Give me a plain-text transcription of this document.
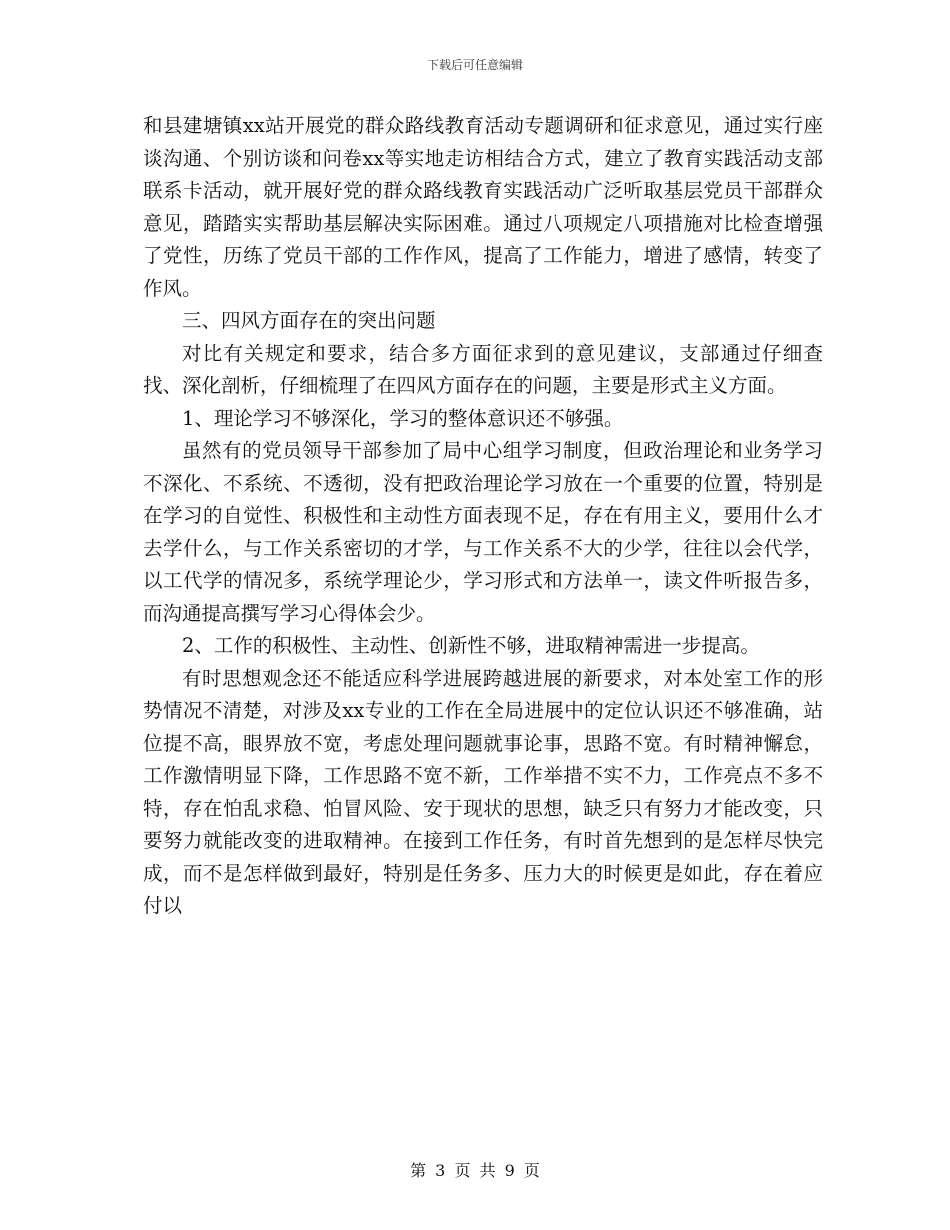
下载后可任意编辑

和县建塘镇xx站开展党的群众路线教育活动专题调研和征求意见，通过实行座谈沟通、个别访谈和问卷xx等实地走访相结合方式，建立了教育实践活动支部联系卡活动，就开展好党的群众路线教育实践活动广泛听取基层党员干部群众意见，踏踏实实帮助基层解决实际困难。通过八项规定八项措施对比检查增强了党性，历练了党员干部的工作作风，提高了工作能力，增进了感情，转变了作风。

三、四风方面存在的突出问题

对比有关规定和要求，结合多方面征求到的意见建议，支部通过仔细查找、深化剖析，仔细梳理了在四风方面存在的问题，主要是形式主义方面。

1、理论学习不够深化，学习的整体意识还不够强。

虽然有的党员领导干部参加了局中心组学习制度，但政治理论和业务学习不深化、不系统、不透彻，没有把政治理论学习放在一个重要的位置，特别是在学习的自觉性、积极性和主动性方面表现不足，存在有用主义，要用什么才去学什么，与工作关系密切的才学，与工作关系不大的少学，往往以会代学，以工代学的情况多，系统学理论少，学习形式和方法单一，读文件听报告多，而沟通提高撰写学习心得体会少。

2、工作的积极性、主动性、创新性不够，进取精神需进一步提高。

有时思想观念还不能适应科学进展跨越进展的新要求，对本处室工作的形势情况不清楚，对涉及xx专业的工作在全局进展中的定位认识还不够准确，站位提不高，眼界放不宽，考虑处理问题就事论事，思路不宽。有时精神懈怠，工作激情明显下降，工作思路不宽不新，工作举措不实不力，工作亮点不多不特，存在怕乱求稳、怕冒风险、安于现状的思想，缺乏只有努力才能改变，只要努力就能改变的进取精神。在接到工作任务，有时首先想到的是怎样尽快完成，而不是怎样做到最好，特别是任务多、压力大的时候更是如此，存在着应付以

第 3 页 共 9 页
· · · · ·
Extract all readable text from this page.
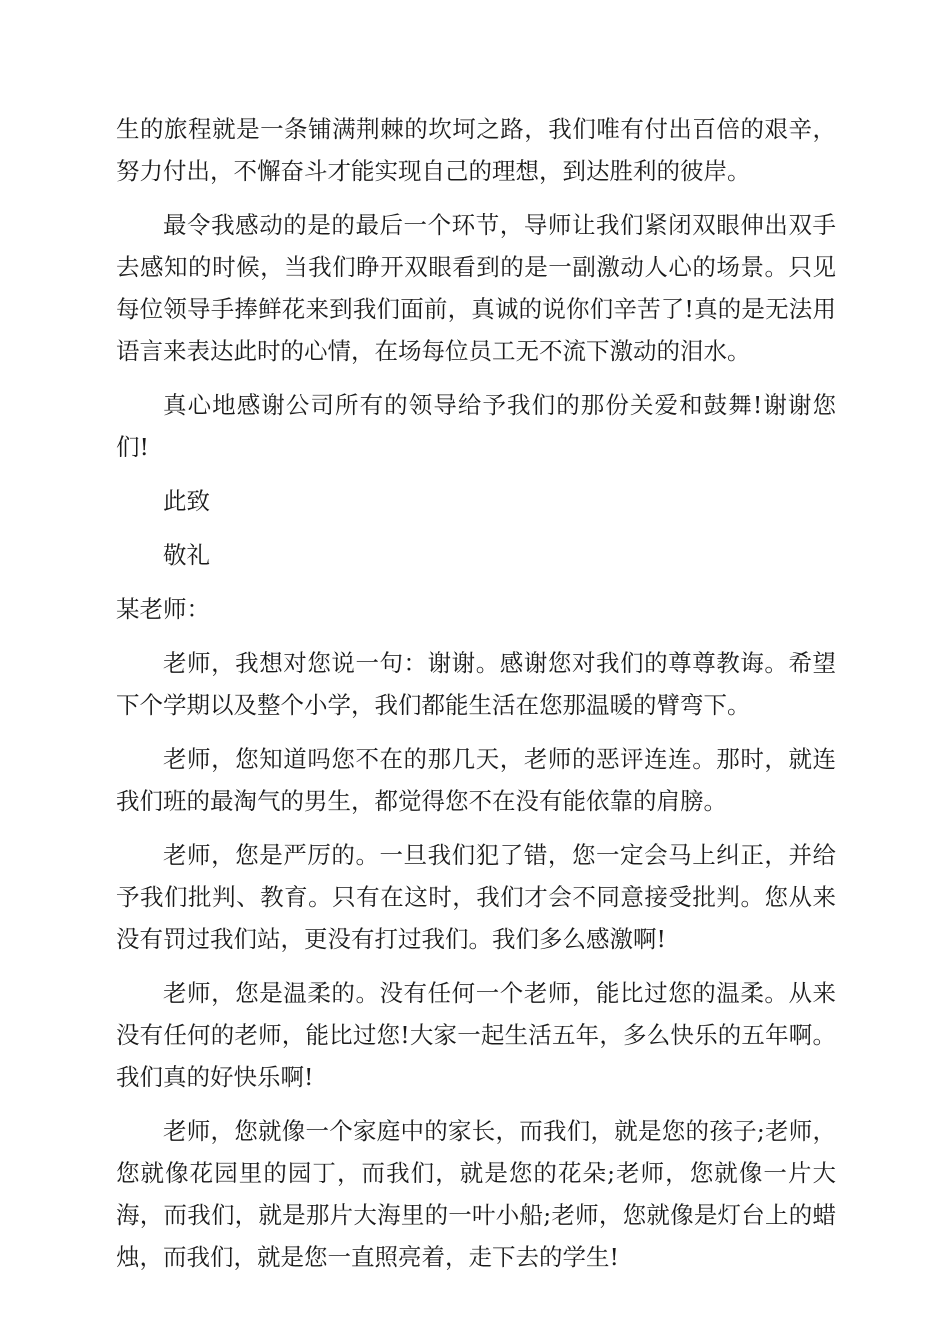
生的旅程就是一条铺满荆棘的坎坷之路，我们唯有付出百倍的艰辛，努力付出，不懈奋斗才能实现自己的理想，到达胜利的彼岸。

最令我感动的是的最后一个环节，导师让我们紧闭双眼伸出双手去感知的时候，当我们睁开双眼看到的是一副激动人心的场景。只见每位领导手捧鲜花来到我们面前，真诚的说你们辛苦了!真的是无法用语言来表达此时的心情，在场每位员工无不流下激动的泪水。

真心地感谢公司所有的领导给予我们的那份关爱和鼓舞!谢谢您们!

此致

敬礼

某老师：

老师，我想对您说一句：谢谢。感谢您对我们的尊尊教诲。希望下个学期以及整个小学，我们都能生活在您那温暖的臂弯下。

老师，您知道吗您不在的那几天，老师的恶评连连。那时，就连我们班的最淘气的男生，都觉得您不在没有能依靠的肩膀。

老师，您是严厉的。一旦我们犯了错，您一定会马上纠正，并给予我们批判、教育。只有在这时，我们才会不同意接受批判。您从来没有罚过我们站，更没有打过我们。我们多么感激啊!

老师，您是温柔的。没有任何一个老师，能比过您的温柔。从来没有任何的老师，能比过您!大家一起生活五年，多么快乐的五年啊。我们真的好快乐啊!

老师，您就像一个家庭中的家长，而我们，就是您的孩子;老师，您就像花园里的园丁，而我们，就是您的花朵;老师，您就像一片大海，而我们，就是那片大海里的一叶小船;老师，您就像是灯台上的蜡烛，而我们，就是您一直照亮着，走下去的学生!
· · · · ·
Your instructions: Copy out each line of the data containing the string "this".

Written solution:
Give me a plain-text transcription of this document.
Extract all readable text from this page.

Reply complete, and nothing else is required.